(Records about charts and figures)
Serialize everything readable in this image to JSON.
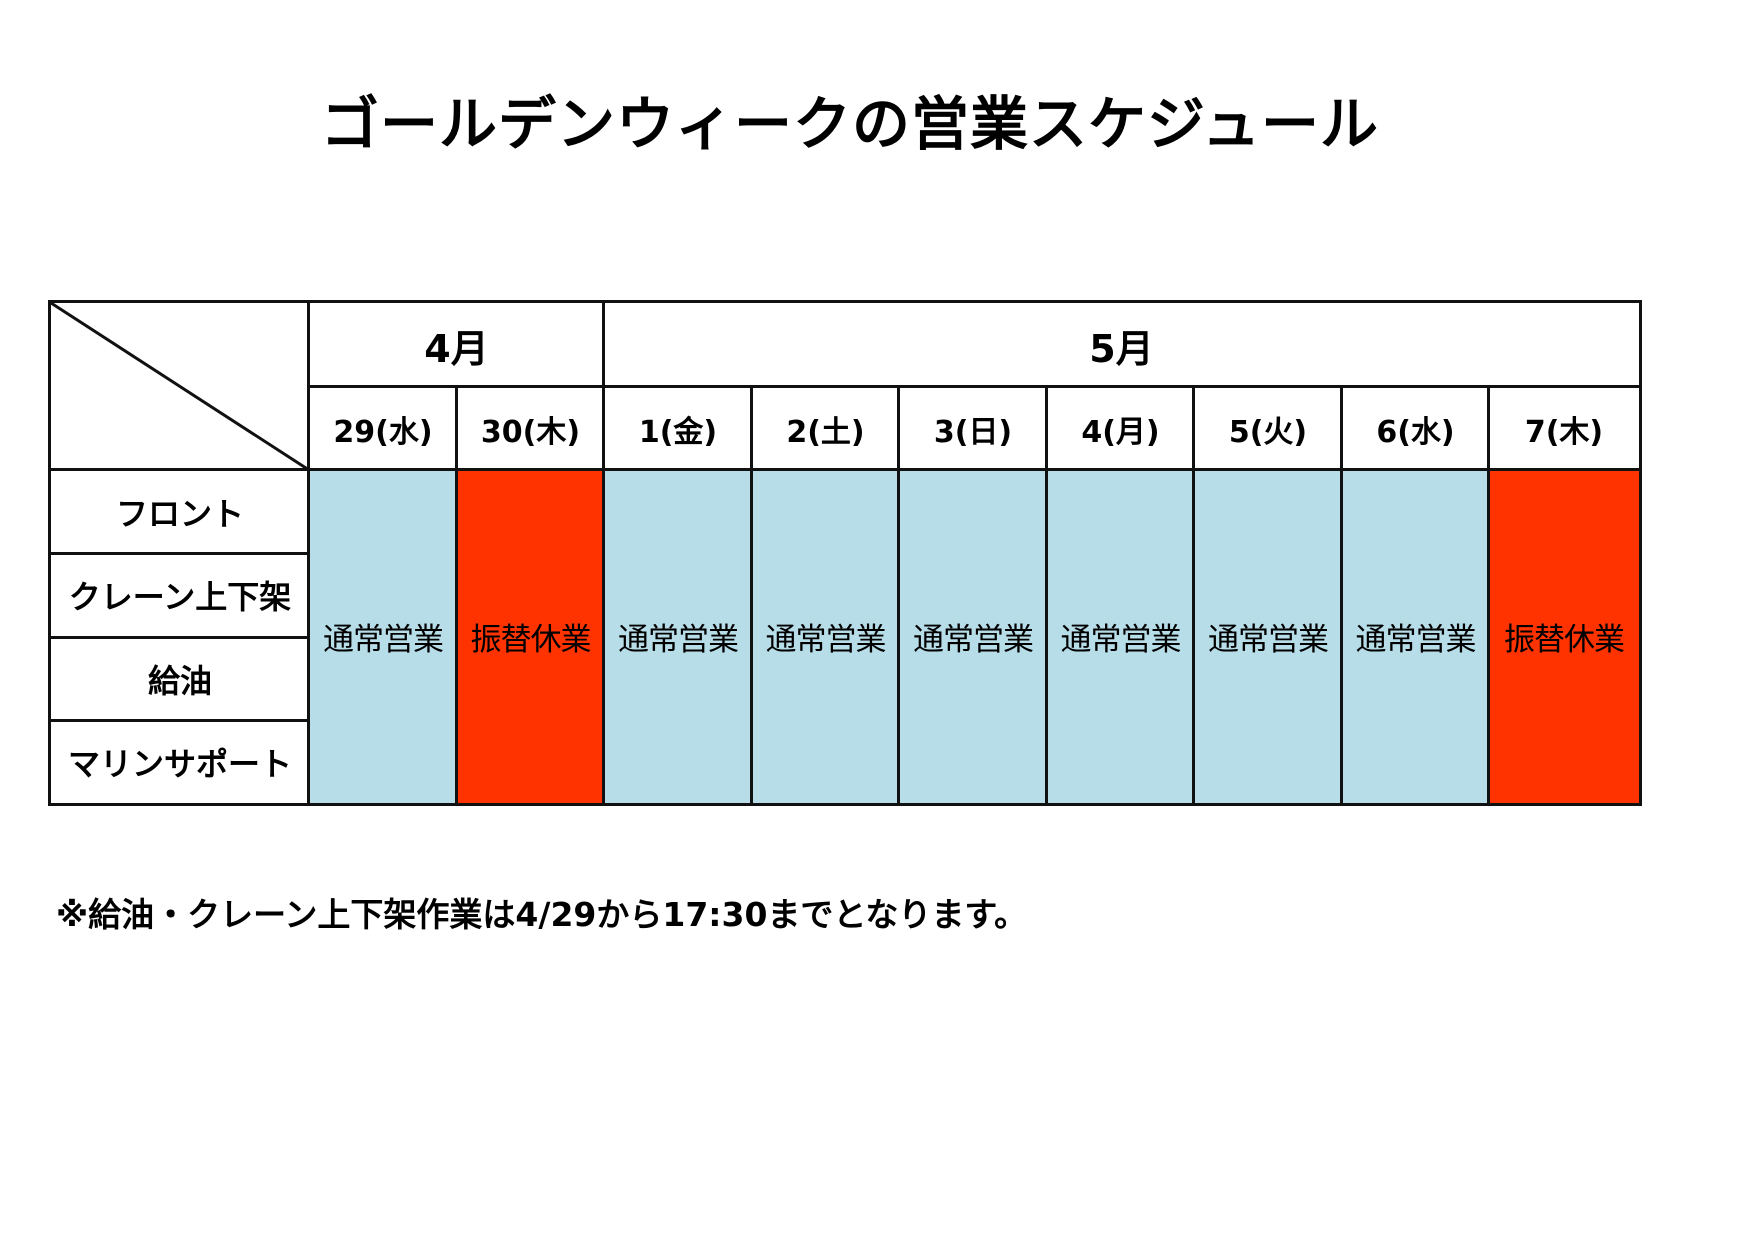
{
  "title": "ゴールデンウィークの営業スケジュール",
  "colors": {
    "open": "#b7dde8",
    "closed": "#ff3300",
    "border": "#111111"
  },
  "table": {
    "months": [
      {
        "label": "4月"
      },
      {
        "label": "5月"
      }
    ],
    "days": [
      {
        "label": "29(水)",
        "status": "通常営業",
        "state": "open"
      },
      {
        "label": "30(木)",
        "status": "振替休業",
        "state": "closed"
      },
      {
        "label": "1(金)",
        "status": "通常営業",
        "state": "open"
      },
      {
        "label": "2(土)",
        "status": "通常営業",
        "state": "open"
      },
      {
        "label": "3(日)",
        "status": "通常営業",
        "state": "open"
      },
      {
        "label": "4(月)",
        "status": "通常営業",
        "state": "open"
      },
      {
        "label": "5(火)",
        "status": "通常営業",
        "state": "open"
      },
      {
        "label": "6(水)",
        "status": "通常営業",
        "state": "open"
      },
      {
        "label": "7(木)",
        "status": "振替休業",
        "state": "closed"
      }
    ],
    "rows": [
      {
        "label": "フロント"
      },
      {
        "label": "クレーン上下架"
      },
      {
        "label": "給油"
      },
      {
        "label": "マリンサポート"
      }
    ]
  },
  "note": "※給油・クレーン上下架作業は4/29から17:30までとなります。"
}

...

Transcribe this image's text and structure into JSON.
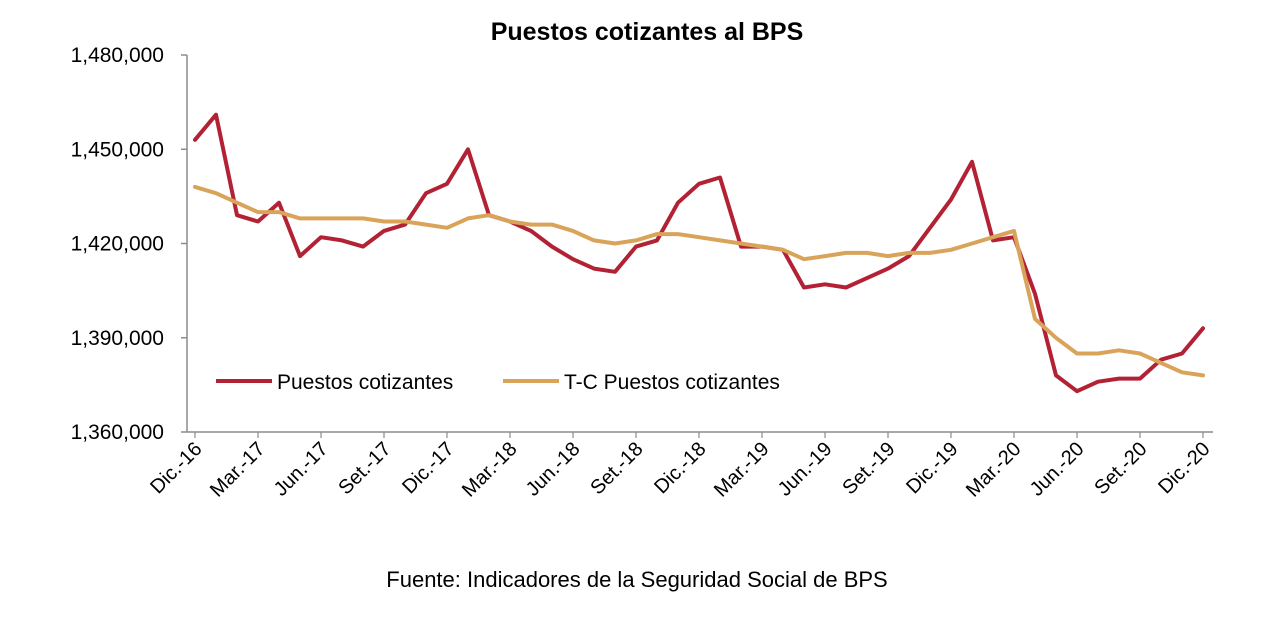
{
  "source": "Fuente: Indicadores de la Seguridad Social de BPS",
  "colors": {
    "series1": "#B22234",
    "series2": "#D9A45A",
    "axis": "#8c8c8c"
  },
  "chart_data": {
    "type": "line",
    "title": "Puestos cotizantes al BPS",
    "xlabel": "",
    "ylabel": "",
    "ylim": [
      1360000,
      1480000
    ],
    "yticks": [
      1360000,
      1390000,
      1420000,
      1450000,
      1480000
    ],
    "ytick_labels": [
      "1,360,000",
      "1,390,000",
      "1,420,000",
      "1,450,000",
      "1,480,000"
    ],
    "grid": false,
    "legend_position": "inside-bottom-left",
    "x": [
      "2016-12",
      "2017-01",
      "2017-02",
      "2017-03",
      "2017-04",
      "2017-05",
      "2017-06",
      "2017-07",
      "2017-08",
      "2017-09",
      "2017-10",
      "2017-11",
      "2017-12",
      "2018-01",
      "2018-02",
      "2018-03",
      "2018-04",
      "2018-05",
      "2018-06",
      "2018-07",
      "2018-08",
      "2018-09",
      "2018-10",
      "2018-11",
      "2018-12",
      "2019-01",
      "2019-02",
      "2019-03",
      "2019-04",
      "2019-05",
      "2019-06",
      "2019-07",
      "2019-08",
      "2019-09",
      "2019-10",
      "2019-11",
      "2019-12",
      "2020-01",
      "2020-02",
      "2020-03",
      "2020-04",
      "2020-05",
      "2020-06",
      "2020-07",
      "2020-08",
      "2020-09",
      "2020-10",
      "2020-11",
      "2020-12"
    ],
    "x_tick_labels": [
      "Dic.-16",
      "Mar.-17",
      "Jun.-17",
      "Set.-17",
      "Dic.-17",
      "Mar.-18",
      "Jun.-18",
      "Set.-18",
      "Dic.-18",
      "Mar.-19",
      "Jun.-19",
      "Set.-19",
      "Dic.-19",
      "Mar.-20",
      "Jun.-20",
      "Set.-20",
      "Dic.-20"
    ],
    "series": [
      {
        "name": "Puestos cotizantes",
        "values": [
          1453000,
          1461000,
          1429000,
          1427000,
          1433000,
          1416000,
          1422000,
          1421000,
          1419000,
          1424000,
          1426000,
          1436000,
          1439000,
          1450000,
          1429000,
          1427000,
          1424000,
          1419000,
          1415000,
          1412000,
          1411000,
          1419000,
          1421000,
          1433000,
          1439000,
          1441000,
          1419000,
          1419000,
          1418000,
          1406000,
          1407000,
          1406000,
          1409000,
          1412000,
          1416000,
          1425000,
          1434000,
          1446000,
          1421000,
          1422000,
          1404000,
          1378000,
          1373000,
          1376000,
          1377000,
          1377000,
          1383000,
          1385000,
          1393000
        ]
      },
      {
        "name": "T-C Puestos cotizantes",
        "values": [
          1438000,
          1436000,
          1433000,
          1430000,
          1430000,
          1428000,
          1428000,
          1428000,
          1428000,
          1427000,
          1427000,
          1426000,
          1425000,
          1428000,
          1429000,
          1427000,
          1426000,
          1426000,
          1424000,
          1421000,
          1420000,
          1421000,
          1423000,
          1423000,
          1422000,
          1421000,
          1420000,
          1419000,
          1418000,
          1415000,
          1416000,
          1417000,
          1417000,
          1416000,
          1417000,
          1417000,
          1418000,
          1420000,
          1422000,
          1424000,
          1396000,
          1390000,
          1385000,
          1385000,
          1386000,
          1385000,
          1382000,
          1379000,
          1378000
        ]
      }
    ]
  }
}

* * *

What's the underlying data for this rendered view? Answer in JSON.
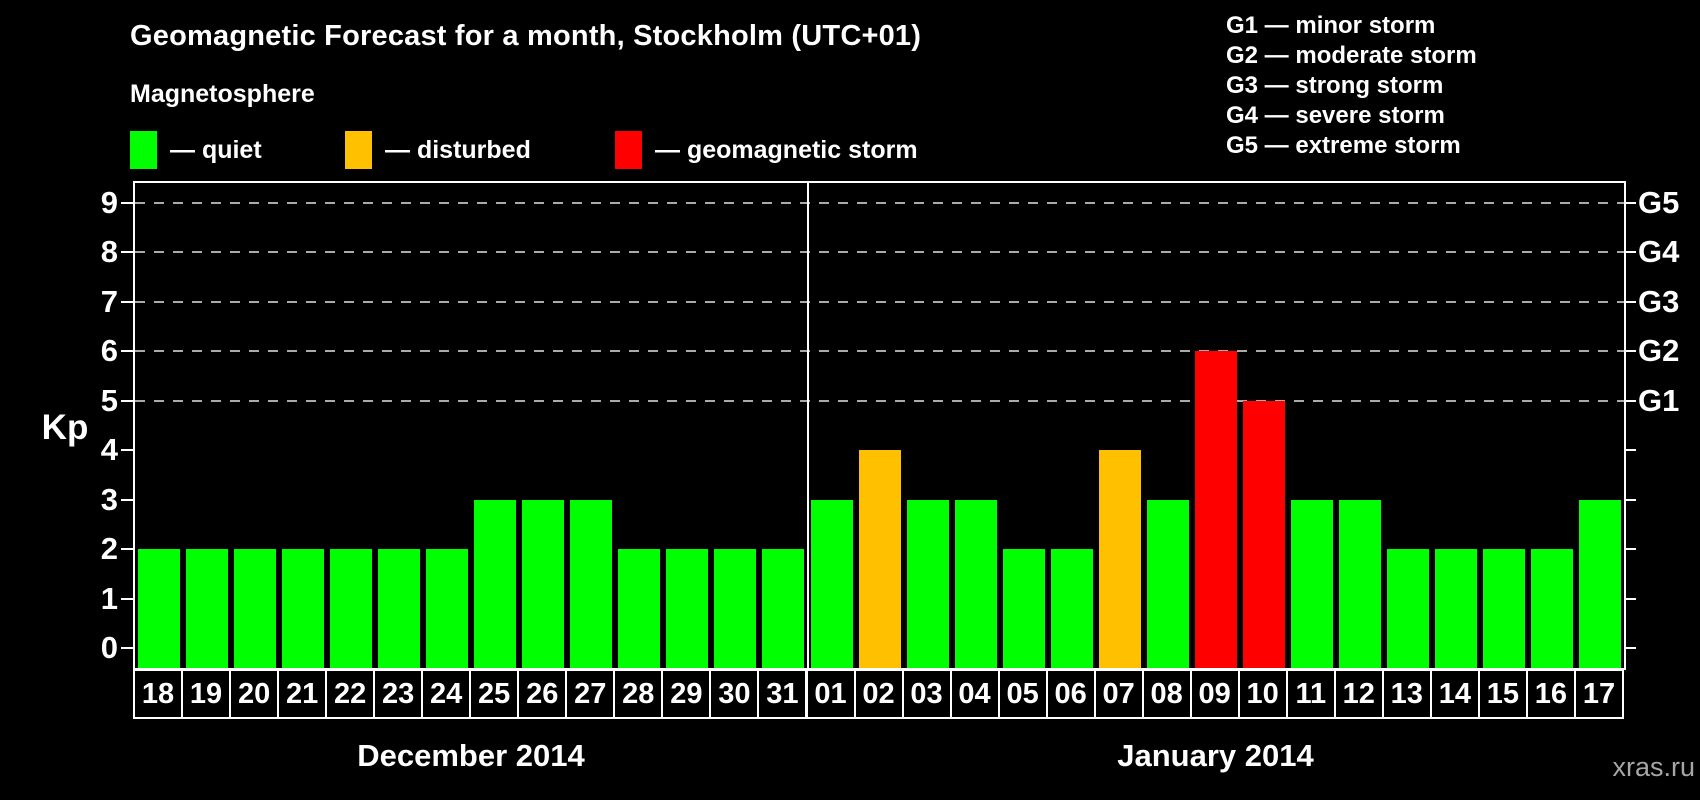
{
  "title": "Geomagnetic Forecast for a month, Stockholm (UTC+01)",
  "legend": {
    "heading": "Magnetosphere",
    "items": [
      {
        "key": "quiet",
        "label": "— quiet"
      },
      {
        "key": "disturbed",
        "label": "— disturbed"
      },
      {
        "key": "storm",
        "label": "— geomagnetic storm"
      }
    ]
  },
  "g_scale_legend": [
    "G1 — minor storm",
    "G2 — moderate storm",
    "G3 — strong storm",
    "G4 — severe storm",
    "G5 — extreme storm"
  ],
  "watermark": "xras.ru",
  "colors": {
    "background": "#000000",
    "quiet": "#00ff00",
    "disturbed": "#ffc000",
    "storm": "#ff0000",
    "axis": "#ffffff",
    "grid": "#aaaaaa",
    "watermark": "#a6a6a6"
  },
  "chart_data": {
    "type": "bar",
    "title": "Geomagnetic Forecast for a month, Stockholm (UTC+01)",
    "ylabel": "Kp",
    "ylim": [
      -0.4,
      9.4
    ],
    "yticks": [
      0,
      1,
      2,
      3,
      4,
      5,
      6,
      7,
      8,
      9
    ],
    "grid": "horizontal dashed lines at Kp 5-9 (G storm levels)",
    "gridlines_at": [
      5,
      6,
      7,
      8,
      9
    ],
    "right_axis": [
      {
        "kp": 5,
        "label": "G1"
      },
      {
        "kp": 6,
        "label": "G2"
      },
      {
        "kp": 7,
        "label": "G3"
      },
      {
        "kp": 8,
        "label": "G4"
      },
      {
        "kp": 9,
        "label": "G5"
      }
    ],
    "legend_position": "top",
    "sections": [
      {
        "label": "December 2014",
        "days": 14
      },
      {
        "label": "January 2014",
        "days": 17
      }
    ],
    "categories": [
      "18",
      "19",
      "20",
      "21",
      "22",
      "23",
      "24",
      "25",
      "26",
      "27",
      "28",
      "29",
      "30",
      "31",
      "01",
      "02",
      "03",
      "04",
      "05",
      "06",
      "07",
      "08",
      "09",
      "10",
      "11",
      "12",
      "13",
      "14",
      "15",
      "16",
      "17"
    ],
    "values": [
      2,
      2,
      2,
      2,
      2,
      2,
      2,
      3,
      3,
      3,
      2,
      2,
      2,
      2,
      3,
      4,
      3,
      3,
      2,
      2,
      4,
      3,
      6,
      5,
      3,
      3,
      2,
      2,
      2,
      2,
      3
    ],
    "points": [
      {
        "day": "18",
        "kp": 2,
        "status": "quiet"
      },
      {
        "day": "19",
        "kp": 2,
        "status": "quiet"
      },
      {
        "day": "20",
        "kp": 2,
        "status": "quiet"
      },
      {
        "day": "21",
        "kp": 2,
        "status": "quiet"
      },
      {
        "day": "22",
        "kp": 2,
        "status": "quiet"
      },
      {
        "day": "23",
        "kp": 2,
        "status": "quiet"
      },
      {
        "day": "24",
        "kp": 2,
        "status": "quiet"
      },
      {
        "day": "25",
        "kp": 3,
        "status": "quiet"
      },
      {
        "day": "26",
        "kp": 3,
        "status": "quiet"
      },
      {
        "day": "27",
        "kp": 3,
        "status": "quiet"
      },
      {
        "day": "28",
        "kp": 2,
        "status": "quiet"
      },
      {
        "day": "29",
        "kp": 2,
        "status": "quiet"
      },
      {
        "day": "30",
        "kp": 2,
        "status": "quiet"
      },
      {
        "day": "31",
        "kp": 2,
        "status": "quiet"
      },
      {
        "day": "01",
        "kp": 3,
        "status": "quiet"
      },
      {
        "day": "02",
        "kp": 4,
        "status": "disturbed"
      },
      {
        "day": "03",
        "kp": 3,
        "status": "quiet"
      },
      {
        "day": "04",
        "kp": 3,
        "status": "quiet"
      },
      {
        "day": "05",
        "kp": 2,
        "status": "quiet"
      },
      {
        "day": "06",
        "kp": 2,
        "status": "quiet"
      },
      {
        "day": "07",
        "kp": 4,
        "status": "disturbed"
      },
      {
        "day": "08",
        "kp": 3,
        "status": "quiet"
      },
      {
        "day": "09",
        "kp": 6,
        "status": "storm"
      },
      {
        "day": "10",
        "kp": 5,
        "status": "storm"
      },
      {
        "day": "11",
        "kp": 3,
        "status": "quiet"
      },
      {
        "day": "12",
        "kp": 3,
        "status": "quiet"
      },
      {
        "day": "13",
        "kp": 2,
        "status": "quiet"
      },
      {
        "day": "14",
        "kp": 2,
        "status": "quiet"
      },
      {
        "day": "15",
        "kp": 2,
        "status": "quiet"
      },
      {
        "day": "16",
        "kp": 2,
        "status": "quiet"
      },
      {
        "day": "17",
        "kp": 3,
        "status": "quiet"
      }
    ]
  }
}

_What you need to do_
Count the lines in the entries above that include the string "Forecast", then give only that figure.

_Answer to this problem_
2